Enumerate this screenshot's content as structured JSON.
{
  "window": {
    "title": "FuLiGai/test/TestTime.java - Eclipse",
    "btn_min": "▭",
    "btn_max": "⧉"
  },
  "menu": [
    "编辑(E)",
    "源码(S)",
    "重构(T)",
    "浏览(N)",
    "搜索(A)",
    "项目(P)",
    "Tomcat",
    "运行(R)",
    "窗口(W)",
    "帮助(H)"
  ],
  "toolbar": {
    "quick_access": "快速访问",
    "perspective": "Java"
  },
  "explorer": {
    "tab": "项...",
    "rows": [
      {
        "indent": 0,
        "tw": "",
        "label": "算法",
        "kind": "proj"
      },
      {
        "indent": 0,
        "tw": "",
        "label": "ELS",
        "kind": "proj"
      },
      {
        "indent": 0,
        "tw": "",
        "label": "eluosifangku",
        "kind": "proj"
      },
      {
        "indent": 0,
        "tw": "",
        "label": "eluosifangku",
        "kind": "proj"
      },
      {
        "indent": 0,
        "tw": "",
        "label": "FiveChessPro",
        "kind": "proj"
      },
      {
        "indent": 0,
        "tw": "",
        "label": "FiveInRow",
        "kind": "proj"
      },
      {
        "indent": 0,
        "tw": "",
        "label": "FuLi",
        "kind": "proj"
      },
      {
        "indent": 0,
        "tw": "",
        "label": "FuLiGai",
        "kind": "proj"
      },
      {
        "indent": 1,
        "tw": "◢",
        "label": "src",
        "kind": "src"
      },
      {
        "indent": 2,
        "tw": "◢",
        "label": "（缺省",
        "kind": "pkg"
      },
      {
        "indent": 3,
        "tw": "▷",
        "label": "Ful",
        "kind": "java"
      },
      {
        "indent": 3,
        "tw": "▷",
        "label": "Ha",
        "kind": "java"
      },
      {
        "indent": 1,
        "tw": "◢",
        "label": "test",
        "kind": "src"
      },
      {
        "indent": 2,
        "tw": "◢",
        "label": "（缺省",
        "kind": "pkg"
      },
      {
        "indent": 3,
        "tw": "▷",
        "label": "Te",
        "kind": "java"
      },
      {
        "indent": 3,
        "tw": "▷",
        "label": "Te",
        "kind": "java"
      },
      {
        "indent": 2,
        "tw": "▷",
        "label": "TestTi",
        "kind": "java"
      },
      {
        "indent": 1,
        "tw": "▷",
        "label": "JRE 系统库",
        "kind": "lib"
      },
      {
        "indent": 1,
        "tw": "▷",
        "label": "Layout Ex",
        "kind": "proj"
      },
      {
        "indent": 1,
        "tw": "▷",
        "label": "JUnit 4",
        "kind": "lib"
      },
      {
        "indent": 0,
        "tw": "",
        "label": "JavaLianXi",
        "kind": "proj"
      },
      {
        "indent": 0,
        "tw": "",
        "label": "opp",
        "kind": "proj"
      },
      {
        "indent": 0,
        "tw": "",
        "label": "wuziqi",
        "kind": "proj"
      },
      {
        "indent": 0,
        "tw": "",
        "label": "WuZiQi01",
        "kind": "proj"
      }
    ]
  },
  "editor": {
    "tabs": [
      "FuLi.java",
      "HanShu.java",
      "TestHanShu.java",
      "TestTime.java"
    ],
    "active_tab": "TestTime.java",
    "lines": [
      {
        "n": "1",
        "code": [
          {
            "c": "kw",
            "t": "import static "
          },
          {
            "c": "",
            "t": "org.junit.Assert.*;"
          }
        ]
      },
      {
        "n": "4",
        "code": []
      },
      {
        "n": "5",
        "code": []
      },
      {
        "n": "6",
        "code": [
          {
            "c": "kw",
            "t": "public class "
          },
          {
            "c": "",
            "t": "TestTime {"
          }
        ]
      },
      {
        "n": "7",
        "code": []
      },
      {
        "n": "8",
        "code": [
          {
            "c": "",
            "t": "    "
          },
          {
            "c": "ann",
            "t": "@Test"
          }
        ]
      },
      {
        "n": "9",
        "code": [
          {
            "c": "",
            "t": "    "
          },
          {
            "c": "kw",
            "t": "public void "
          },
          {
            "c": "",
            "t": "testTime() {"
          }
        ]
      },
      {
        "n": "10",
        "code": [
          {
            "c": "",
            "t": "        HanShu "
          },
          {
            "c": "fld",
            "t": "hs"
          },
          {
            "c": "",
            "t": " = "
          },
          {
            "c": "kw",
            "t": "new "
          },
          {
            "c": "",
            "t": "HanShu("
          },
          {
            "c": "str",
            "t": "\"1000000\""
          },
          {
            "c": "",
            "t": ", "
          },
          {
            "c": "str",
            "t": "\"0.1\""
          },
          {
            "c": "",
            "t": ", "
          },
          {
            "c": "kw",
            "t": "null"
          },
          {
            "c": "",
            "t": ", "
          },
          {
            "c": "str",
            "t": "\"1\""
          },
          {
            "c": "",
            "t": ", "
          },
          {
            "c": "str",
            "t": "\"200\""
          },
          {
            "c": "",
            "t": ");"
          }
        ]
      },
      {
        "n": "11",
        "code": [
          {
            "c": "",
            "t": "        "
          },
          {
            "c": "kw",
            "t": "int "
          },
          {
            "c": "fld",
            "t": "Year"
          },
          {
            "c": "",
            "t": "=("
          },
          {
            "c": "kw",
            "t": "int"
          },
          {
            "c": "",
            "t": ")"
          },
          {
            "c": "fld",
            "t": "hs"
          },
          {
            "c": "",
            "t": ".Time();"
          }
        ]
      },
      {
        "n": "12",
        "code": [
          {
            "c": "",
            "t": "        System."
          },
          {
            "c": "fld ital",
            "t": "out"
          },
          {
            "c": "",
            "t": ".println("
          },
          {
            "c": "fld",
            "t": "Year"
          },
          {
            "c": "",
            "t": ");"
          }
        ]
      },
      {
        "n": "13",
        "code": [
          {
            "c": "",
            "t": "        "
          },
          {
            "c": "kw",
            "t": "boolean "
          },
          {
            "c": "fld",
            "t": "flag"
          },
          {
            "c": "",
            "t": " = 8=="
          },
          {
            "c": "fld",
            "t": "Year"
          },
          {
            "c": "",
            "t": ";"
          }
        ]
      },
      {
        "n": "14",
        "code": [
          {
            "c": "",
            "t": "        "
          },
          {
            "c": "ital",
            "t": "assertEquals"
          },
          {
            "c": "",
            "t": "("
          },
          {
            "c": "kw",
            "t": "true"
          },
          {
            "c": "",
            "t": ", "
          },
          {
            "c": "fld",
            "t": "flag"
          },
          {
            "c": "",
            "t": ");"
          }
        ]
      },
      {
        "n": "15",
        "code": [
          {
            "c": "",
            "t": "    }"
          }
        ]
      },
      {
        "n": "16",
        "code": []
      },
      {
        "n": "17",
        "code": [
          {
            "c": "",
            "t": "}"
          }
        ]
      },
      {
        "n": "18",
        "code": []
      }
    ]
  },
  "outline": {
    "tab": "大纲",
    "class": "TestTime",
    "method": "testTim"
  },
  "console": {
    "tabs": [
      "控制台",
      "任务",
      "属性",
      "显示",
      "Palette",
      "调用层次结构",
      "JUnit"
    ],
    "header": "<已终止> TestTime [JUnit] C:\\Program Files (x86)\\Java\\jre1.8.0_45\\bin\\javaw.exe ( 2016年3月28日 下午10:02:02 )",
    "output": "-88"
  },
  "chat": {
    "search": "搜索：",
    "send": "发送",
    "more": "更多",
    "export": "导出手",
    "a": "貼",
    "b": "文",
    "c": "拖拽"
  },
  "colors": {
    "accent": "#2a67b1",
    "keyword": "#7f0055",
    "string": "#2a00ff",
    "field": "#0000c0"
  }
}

____________

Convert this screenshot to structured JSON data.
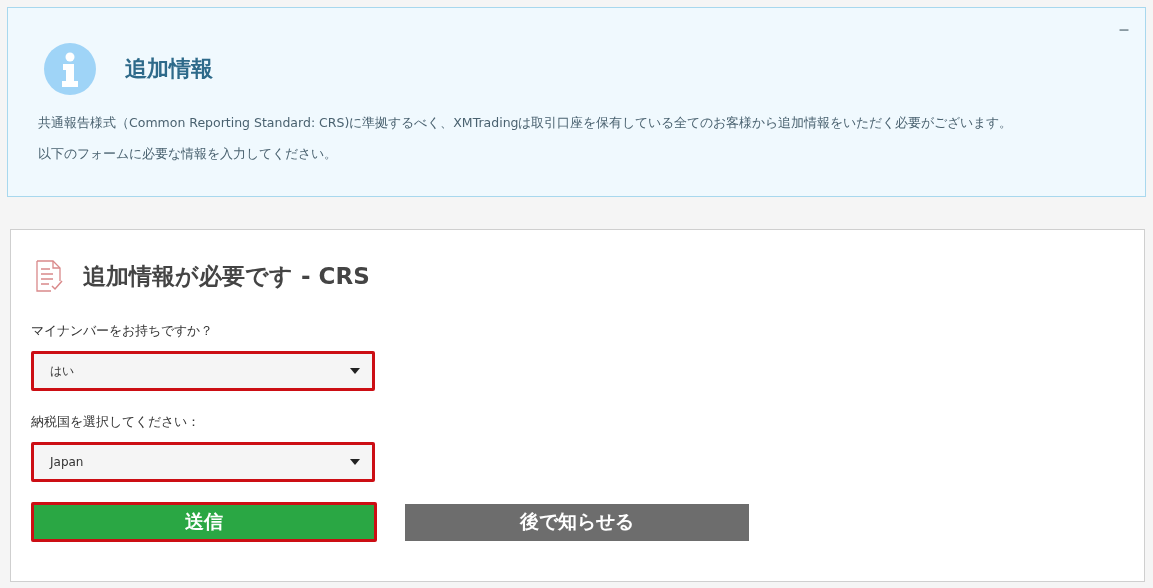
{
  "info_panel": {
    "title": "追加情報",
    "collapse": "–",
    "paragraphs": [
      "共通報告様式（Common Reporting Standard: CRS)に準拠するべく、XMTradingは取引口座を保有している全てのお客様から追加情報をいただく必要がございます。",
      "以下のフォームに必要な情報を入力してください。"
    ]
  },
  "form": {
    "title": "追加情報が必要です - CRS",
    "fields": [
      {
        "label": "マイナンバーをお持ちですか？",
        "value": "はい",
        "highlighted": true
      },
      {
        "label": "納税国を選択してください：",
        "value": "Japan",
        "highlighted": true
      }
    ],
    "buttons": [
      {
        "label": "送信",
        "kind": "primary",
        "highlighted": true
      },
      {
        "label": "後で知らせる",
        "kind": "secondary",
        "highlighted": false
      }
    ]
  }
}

____________

§ What is expected:
Your answer should be one number: how many lines of the listing include the word "JSON".

§ Answer to the task:
2